** START OF Records for this exercise **
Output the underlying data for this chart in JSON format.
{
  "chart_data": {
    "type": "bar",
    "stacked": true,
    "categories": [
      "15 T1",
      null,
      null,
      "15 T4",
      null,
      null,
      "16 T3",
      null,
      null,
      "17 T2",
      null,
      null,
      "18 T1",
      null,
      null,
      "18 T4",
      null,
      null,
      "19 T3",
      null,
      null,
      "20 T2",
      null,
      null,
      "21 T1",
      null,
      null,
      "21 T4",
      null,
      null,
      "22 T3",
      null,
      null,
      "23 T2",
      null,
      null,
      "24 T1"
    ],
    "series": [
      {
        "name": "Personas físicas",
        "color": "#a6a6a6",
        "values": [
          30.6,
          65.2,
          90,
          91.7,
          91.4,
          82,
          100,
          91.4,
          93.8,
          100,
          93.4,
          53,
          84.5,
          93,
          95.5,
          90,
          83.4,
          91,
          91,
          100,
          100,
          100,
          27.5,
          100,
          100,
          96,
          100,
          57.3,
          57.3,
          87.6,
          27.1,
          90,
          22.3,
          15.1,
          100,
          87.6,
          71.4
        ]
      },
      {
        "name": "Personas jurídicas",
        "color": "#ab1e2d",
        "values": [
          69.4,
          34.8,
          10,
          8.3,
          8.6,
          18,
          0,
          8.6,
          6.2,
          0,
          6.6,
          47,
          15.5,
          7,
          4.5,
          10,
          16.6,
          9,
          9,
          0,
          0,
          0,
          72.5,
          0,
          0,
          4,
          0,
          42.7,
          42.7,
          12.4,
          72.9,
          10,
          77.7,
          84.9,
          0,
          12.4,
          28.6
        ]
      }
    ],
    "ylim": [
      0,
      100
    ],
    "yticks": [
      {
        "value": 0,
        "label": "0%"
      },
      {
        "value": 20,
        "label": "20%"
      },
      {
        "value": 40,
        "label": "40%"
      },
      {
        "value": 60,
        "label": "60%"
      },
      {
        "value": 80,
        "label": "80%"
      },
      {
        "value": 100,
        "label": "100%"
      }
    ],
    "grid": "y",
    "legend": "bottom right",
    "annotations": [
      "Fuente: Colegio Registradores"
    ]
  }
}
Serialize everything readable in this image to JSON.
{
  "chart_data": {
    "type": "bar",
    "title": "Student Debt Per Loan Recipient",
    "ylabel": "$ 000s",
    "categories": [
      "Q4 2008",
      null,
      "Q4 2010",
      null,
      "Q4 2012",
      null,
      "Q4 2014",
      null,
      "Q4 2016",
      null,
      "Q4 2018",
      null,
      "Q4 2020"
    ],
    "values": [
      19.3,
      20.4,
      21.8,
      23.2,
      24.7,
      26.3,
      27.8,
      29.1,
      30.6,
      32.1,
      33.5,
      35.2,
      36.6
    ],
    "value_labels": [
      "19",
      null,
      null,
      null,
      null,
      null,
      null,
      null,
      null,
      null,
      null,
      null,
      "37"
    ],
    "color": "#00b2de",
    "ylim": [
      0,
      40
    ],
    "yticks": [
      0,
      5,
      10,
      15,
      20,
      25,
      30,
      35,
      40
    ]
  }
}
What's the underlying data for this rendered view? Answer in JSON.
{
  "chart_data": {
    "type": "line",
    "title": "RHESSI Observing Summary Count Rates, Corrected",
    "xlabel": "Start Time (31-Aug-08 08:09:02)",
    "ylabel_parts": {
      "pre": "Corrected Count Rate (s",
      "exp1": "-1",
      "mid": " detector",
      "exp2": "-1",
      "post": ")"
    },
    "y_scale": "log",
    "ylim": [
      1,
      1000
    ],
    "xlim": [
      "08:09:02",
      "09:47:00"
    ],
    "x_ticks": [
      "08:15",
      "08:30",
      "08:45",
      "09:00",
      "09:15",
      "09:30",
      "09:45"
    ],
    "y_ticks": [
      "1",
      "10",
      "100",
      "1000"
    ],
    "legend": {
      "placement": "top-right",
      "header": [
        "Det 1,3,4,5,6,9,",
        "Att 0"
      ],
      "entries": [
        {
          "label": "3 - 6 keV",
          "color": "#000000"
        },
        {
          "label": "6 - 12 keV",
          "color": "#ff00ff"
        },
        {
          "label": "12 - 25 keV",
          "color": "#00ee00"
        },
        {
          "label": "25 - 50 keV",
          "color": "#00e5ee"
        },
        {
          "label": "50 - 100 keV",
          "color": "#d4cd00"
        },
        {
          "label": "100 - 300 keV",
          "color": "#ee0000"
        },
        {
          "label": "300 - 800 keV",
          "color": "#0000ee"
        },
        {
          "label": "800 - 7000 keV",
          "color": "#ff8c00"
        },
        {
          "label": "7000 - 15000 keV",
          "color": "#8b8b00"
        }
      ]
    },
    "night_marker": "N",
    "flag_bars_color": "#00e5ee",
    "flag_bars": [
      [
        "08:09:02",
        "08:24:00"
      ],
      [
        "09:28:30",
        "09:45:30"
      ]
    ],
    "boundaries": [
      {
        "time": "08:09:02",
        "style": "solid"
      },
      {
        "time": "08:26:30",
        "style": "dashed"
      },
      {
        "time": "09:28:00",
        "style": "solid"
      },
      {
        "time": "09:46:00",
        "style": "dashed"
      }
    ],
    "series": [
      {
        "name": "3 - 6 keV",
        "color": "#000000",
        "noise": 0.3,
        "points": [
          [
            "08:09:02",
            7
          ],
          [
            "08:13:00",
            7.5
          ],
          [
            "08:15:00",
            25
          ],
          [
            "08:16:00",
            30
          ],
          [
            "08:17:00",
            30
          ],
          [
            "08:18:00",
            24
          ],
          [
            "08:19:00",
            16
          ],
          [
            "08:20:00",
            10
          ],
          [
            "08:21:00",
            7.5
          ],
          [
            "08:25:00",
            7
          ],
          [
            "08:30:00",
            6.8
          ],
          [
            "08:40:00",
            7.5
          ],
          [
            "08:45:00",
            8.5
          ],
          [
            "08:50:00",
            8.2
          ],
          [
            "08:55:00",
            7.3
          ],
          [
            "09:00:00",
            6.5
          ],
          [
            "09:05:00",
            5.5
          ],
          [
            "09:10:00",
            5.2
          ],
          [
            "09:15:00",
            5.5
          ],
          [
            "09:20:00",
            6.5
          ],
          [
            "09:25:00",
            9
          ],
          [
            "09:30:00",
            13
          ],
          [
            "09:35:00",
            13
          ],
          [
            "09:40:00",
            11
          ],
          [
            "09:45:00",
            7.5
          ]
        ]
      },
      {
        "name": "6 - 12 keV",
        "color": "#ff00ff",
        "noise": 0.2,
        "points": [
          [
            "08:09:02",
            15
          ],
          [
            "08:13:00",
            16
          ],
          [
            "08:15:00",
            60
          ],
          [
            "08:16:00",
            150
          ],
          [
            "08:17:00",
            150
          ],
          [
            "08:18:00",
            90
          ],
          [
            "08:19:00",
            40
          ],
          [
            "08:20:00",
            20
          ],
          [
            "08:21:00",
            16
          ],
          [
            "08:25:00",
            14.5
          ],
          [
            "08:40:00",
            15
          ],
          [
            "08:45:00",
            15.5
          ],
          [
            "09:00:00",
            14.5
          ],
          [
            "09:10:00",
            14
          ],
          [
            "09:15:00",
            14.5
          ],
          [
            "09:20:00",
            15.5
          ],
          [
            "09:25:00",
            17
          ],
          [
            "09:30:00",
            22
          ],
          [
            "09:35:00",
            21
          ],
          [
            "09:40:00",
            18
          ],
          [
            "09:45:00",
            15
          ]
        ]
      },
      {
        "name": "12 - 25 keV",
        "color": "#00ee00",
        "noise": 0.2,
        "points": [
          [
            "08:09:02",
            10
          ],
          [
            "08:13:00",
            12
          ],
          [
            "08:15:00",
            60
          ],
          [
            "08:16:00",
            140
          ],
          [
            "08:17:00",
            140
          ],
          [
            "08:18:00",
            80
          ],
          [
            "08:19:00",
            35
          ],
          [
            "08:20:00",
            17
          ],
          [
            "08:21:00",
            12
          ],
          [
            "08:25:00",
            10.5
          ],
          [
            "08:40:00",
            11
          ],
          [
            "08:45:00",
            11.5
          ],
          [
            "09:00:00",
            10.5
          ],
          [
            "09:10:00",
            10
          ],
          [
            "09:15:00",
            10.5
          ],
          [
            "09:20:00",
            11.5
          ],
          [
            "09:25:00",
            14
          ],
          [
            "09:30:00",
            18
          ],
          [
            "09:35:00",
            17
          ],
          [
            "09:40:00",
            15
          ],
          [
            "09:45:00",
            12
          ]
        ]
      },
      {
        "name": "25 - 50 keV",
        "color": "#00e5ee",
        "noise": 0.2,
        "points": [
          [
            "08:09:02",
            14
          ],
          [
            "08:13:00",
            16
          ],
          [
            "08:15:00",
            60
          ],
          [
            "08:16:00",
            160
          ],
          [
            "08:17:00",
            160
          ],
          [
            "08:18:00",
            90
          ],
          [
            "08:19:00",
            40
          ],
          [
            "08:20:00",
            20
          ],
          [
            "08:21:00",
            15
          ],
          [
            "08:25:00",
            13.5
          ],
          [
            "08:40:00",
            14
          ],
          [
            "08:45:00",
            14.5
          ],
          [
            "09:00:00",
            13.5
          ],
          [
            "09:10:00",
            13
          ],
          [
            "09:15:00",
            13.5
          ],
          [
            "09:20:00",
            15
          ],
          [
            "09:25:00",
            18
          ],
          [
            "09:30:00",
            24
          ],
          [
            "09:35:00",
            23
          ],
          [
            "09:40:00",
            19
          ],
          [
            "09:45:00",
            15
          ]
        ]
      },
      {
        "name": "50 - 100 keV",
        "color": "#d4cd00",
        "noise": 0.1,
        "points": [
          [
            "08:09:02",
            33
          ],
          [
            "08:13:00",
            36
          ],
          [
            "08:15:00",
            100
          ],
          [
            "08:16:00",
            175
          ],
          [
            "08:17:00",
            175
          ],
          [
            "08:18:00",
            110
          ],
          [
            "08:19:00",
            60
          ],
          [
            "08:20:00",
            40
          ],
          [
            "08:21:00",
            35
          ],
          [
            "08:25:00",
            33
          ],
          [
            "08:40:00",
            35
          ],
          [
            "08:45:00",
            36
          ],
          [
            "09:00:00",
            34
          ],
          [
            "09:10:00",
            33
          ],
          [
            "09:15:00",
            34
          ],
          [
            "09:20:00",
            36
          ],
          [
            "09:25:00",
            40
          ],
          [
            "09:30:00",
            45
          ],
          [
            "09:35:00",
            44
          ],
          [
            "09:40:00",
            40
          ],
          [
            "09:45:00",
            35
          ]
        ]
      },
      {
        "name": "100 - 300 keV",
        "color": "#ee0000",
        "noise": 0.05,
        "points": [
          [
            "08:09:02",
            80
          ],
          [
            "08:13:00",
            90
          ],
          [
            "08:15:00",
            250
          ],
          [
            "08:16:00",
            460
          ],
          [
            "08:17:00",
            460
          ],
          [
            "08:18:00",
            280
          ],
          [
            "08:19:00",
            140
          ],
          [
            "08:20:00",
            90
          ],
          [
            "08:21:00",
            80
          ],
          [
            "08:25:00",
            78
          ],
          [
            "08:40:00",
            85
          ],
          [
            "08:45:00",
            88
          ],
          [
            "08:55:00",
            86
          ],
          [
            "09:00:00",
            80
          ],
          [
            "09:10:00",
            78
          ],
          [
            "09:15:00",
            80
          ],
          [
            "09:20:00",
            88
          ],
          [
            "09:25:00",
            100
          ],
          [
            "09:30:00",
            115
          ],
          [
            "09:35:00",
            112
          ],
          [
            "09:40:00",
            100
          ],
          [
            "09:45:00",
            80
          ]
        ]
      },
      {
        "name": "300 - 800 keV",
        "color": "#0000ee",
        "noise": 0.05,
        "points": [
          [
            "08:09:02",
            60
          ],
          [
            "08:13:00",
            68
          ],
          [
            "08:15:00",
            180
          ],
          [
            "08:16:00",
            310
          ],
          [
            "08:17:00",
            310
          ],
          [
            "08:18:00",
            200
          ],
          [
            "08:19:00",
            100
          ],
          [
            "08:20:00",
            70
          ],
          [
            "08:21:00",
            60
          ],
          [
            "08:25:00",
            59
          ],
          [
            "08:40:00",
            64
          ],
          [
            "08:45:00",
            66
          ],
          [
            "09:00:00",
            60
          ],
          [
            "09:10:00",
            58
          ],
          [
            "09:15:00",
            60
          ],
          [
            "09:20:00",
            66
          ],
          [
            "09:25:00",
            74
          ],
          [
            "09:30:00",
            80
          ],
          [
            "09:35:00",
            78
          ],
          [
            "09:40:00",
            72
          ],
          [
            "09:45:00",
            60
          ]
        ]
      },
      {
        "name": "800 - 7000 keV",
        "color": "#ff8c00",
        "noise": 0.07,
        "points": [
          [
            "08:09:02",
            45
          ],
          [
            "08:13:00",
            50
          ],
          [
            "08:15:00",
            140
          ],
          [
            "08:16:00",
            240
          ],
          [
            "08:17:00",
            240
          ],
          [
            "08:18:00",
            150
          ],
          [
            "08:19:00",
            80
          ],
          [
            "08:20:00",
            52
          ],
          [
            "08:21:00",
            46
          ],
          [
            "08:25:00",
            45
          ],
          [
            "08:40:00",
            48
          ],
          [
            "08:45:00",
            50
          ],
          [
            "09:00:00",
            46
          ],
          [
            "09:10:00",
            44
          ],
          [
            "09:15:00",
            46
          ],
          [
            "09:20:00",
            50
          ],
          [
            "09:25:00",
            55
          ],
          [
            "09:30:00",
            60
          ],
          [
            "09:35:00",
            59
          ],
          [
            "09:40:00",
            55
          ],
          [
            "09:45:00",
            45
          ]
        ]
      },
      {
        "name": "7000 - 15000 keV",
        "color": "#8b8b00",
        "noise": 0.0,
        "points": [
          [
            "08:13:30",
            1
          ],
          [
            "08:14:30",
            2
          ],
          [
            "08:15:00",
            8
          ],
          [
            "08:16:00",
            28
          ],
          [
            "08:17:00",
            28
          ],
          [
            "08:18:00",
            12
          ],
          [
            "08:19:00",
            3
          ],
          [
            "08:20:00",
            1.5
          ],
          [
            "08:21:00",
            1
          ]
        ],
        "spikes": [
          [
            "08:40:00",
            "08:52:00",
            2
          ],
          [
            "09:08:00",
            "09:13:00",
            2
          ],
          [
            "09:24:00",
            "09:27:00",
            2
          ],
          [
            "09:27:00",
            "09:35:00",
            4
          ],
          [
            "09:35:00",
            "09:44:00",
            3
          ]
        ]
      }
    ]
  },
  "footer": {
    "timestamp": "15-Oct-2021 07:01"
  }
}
** END OF Records for this exercise **
Stated task: Find the lines with the string "Corrected" and reproduce them.

Full answer:
    "title": "RHESSI Observing Summary Count Rates, Corrected",
      "pre": "Corrected Count Rate (s",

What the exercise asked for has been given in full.